> **Given task**
Records follow. Select each line holding "Zusammenarbeit".

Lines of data

----------------

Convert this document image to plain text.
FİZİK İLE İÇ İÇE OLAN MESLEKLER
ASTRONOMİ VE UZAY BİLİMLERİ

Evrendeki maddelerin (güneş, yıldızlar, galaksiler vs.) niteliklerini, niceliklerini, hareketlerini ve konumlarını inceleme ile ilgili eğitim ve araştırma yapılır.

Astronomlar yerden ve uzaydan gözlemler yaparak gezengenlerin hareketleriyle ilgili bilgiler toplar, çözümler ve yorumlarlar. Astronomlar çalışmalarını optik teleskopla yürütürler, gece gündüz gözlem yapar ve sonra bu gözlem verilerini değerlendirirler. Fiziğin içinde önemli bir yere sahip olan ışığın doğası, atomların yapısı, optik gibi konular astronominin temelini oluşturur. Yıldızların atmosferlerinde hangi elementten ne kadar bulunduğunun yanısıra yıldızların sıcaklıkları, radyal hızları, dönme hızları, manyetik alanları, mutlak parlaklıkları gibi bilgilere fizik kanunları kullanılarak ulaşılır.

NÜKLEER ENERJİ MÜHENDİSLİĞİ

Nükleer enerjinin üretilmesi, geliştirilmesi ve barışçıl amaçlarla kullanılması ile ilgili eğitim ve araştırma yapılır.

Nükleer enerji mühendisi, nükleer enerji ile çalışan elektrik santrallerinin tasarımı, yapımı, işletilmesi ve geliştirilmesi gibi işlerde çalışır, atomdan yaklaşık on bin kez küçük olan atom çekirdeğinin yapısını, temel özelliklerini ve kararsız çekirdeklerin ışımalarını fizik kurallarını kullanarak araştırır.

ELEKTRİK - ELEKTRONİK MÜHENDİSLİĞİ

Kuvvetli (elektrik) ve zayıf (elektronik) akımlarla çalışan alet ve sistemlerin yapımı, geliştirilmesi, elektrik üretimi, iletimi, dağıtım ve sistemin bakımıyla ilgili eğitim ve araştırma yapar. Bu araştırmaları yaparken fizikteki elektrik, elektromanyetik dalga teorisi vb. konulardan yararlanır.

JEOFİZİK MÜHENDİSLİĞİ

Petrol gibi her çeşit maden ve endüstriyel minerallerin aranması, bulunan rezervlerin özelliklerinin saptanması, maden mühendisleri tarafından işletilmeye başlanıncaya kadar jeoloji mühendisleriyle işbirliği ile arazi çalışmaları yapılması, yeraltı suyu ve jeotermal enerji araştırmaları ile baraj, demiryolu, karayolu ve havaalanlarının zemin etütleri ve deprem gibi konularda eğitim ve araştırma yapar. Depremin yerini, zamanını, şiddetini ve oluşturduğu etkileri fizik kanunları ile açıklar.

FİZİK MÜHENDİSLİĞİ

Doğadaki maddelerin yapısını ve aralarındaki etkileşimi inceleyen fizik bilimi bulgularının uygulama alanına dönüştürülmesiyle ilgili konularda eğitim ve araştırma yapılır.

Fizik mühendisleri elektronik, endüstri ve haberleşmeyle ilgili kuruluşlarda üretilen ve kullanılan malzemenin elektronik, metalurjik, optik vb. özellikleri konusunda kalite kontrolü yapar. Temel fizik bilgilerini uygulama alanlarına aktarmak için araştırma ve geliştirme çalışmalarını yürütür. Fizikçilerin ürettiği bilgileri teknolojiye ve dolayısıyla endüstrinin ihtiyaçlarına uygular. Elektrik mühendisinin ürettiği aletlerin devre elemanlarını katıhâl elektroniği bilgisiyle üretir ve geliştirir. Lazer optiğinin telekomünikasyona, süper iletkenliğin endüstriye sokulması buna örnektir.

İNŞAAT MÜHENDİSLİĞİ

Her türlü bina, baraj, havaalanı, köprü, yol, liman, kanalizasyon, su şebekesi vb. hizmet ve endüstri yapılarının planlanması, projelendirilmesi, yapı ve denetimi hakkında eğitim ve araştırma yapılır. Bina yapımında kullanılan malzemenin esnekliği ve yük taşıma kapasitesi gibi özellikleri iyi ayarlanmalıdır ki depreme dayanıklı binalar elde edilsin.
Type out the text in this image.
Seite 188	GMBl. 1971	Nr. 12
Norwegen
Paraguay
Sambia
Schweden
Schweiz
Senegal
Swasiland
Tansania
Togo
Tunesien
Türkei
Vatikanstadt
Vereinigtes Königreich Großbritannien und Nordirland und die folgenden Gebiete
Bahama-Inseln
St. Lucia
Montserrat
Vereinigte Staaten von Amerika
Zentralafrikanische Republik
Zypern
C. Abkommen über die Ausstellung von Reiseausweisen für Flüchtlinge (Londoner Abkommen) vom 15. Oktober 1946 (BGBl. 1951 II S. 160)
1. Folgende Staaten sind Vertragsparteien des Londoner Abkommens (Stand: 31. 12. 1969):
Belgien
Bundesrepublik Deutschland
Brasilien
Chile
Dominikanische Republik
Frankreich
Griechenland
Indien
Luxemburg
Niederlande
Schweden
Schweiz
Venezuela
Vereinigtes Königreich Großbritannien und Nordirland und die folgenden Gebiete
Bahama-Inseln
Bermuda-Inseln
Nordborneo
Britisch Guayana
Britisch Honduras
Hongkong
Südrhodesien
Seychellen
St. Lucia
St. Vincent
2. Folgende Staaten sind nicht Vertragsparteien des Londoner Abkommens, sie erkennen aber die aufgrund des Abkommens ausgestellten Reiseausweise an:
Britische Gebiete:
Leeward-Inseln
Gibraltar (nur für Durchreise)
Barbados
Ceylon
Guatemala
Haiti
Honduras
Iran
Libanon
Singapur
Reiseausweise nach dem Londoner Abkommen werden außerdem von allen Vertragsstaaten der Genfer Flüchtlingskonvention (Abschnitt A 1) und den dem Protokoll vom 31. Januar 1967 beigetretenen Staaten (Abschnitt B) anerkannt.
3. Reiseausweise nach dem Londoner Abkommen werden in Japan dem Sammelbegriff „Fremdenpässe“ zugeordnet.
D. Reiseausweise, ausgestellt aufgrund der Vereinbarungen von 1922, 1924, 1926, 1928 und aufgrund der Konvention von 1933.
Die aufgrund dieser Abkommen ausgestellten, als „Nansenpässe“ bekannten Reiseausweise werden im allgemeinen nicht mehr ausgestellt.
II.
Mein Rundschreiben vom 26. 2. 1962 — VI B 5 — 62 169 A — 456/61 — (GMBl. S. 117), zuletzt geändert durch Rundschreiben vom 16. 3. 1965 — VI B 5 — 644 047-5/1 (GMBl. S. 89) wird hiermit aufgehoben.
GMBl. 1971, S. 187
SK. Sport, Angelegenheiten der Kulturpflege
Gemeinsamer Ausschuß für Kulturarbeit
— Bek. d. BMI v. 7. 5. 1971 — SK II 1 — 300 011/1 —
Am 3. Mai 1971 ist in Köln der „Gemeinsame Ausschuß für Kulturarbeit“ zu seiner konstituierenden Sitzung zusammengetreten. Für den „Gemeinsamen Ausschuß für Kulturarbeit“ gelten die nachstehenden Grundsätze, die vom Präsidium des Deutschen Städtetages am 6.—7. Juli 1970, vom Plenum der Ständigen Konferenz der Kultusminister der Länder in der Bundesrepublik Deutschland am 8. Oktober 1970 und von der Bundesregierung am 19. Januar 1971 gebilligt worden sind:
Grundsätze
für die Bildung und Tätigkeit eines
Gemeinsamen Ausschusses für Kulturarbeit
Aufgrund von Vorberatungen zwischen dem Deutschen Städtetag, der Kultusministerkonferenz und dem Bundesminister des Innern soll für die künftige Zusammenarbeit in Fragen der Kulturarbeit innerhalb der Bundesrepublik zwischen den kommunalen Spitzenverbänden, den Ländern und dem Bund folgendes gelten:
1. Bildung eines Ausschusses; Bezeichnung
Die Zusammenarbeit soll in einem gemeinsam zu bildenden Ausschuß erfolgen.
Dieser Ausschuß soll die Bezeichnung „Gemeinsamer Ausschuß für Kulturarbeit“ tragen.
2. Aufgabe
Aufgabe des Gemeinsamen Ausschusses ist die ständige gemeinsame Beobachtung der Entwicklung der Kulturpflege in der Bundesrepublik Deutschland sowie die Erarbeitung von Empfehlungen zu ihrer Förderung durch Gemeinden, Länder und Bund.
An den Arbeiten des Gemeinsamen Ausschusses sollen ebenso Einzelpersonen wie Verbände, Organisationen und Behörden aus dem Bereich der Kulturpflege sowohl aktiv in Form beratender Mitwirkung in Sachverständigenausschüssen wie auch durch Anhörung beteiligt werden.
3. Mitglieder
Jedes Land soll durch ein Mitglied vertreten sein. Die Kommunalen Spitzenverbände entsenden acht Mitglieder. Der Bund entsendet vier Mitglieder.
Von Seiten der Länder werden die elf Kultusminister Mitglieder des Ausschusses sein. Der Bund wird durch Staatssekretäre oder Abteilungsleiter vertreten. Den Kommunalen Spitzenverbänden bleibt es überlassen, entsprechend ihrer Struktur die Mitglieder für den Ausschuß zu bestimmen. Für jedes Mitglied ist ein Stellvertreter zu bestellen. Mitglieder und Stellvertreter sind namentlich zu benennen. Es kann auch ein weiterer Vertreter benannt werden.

----------------

> **Solution for this task**
Aufgrund von Vorberatungen zwischen dem Deutschen Städtetag, der Kultusministerkonferenz und dem Bundesminister des Innern soll für die künftige Zusammenarbeit in Fragen der Kulturarbeit innerhalb der Bundesrepublik zwischen den kommunalen Spitzenverbänden, den Ländern und dem Bund folgendes gelten:
Die Zusammenarbeit soll in einem gemeinsam zu bildenden Ausschuß erfolgen.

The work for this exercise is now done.